> Task details
Keep only the lines of the listing that include the word "Setup", and copy them.

start Material supplied

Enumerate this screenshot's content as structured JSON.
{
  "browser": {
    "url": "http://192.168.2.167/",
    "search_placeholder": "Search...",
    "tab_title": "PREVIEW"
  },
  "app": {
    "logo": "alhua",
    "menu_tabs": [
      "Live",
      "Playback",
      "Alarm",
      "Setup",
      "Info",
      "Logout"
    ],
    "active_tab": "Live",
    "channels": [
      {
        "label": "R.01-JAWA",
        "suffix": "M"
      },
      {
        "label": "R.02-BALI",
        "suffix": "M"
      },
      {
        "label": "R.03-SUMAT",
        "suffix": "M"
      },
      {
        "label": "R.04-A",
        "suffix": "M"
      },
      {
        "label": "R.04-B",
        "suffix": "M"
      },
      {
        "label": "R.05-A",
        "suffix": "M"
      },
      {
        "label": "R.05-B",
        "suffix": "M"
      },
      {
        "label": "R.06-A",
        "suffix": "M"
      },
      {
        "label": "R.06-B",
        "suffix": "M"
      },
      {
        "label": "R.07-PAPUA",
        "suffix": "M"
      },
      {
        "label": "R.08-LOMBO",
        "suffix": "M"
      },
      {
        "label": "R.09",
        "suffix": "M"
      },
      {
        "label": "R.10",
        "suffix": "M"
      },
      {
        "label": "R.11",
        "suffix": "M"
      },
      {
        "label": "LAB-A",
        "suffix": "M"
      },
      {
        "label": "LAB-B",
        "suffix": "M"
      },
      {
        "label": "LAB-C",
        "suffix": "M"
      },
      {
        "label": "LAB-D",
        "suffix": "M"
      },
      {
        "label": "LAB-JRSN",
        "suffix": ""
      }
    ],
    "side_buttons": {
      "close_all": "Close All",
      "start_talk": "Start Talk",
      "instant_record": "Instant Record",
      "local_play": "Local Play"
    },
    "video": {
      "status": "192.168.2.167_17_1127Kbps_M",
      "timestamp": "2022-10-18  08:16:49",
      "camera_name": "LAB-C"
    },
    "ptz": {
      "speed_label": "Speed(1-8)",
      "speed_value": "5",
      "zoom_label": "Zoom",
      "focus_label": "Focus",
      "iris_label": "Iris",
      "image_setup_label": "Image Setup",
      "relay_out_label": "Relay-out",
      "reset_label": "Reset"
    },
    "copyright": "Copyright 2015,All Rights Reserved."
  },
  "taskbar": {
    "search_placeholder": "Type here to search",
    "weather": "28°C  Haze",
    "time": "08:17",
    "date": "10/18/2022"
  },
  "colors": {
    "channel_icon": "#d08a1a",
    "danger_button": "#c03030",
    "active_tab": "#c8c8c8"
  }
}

end Material supplied
start Material supplied

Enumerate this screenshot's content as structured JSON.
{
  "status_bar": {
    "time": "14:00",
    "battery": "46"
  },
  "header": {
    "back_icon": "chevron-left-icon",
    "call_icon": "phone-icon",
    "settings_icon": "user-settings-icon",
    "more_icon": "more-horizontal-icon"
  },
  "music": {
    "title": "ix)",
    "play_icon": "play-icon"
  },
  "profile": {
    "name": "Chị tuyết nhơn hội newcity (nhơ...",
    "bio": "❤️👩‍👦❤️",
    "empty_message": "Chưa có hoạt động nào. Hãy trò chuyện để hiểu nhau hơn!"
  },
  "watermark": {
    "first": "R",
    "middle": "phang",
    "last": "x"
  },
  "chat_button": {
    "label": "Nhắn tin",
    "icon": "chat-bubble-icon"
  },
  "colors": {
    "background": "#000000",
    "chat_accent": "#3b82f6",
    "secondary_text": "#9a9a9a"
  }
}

end Material supplied

> Answer below
      "Setup",
      "image_setup_label": "Image Setup",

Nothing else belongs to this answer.